- _DIRECTIVE_: Can you quote the records below in full, word for word?
---------- INPUT FOR THIS TASK ----------
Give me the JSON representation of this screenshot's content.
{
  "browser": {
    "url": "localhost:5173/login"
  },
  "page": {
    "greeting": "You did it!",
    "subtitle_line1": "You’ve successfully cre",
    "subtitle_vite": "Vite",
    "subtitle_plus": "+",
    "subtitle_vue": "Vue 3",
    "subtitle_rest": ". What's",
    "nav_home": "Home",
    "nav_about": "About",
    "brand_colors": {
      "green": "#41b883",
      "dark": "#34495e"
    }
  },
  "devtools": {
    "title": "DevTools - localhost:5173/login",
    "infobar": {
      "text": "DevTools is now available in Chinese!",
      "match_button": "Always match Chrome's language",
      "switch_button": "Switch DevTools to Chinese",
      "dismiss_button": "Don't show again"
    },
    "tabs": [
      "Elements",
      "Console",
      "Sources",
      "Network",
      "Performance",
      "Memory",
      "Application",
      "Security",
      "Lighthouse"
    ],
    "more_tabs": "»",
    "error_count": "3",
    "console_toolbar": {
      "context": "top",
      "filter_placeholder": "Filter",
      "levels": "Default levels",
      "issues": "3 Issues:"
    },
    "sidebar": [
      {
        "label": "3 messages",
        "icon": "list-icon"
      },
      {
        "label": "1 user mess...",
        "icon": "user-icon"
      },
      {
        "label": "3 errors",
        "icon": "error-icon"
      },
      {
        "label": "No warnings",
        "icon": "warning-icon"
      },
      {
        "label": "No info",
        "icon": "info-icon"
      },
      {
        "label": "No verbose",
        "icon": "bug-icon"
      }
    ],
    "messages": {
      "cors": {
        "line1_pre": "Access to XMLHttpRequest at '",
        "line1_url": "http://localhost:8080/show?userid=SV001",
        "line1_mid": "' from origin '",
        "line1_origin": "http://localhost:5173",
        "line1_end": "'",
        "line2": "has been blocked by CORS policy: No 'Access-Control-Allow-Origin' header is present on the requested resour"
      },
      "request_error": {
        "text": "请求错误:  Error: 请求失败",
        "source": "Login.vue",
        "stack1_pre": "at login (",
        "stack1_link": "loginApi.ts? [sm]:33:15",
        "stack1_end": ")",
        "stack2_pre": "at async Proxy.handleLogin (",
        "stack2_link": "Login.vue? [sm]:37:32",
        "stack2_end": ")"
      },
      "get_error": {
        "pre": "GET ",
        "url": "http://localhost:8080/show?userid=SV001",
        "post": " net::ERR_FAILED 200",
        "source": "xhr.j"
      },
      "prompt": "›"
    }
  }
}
----------
- _FINISHED EXERCISE_:
Give me the JSON representation of this screenshot's content.
{
  "browser": {
    "url": "localhost:5173/login"
  },
  "page": {
    "greeting": "You did it!",
    "subtitle_line1": "You’ve successfully cre",
    "subtitle_vite": "Vite",
    "subtitle_plus": "+",
    "subtitle_vue": "Vue 3",
    "subtitle_rest": ". What's",
    "nav_home": "Home",
    "nav_about": "About",
    "brand_colors": {
      "green": "#41b883",
      "dark": "#34495e"
    }
  },
  "devtools": {
    "title": "DevTools - localhost:5173/login",
    "infobar": {
      "text": "DevTools is now available in Chinese!",
      "match_button": "Always match Chrome's language",
      "switch_button": "Switch DevTools to Chinese",
      "dismiss_button": "Don't show again"
    },
    "tabs": [
      "Elements",
      "Console",
      "Sources",
      "Network",
      "Performance",
      "Memory",
      "Application",
      "Security",
      "Lighthouse"
    ],
    "more_tabs": "»",
    "error_count": "3",
    "console_toolbar": {
      "context": "top",
      "filter_placeholder": "Filter",
      "levels": "Default levels",
      "issues": "3 Issues:"
    },
    "sidebar": [
      {
        "label": "3 messages",
        "icon": "list-icon"
      },
      {
        "label": "1 user mess...",
        "icon": "user-icon"
      },
      {
        "label": "3 errors",
        "icon": "error-icon"
      },
      {
        "label": "No warnings",
        "icon": "warning-icon"
      },
      {
        "label": "No info",
        "icon": "info-icon"
      },
      {
        "label": "No verbose",
        "icon": "bug-icon"
      }
    ],
    "messages": {
      "cors": {
        "line1_pre": "Access to XMLHttpRequest at '",
        "line1_url": "http://localhost:8080/show?userid=SV001",
        "line1_mid": "' from origin '",
        "line1_origin": "http://localhost:5173",
        "line1_end": "'",
        "line2": "has been blocked by CORS policy: No 'Access-Control-Allow-Origin' header is present on the requested resour"
      },
      "request_error": {
        "text": "请求错误:  Error: 请求失败",
        "source": "Login.vue",
        "stack1_pre": "at login (",
        "stack1_link": "loginApi.ts? [sm]:33:15",
        "stack1_end": ")",
        "stack2_pre": "at async Proxy.handleLogin (",
        "stack2_link": "Login.vue? [sm]:37:32",
        "stack2_end": ")"
      },
      "get_error": {
        "pre": "GET ",
        "url": "http://localhost:8080/show?userid=SV001",
        "post": " net::ERR_FAILED 200",
        "source": "xhr.j"
      },
      "prompt": "›"
    }
  }
}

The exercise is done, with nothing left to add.